**** Entries shown ****

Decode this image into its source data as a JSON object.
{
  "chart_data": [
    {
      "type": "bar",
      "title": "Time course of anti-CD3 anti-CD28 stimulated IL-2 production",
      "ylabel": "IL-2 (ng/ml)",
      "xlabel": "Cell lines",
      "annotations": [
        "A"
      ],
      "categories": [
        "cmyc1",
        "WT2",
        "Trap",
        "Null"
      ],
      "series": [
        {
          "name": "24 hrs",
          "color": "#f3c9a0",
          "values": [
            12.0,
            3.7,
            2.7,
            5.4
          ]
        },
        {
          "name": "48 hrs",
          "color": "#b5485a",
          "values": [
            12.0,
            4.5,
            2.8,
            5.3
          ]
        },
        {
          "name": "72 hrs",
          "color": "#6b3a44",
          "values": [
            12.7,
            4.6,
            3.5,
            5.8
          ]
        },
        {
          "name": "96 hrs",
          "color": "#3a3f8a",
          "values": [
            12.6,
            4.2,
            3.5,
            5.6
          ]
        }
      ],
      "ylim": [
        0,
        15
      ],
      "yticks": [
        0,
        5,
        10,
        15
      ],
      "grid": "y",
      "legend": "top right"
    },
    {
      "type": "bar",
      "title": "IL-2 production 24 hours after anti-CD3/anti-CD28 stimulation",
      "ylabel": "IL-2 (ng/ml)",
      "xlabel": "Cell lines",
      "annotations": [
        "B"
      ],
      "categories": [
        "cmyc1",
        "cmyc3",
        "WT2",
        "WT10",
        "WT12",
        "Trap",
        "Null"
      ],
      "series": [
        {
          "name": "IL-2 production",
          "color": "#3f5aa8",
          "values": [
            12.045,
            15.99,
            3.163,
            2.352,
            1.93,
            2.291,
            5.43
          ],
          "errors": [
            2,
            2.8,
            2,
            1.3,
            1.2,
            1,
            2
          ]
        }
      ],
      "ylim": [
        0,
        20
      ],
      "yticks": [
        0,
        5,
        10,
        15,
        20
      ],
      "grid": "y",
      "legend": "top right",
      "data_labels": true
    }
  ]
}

****

_Given task_:
Please quote every record above exactly as it appears.

_Response to this exercise_:
Decode this image into its source data as a JSON object.
{
  "chart_data": [
    {
      "type": "bar",
      "title": "Time course of anti-CD3 anti-CD28 stimulated IL-2 production",
      "ylabel": "IL-2 (ng/ml)",
      "xlabel": "Cell lines",
      "annotations": [
        "A"
      ],
      "categories": [
        "cmyc1",
        "WT2",
        "Trap",
        "Null"
      ],
      "series": [
        {
          "name": "24 hrs",
          "color": "#f3c9a0",
          "values": [
            12.0,
            3.7,
            2.7,
            5.4
          ]
        },
        {
          "name": "48 hrs",
          "color": "#b5485a",
          "values": [
            12.0,
            4.5,
            2.8,
            5.3
          ]
        },
        {
          "name": "72 hrs",
          "color": "#6b3a44",
          "values": [
            12.7,
            4.6,
            3.5,
            5.8
          ]
        },
        {
          "name": "96 hrs",
          "color": "#3a3f8a",
          "values": [
            12.6,
            4.2,
            3.5,
            5.6
          ]
        }
      ],
      "ylim": [
        0,
        15
      ],
      "yticks": [
        0,
        5,
        10,
        15
      ],
      "grid": "y",
      "legend": "top right"
    },
    {
      "type": "bar",
      "title": "IL-2 production 24 hours after anti-CD3/anti-CD28 stimulation",
      "ylabel": "IL-2 (ng/ml)",
      "xlabel": "Cell lines",
      "annotations": [
        "B"
      ],
      "categories": [
        "cmyc1",
        "cmyc3",
        "WT2",
        "WT10",
        "WT12",
        "Trap",
        "Null"
      ],
      "series": [
        {
          "name": "IL-2 production",
          "color": "#3f5aa8",
          "values": [
            12.045,
            15.99,
            3.163,
            2.352,
            1.93,
            2.291,
            5.43
          ],
          "errors": [
            2,
            2.8,
            2,
            1.3,
            1.2,
            1,
            2
          ]
        }
      ],
      "ylim": [
        0,
        20
      ],
      "yticks": [
        0,
        5,
        10,
        15,
        20
      ],
      "grid": "y",
      "legend": "top right",
      "data_labels": true
    }
  ]
}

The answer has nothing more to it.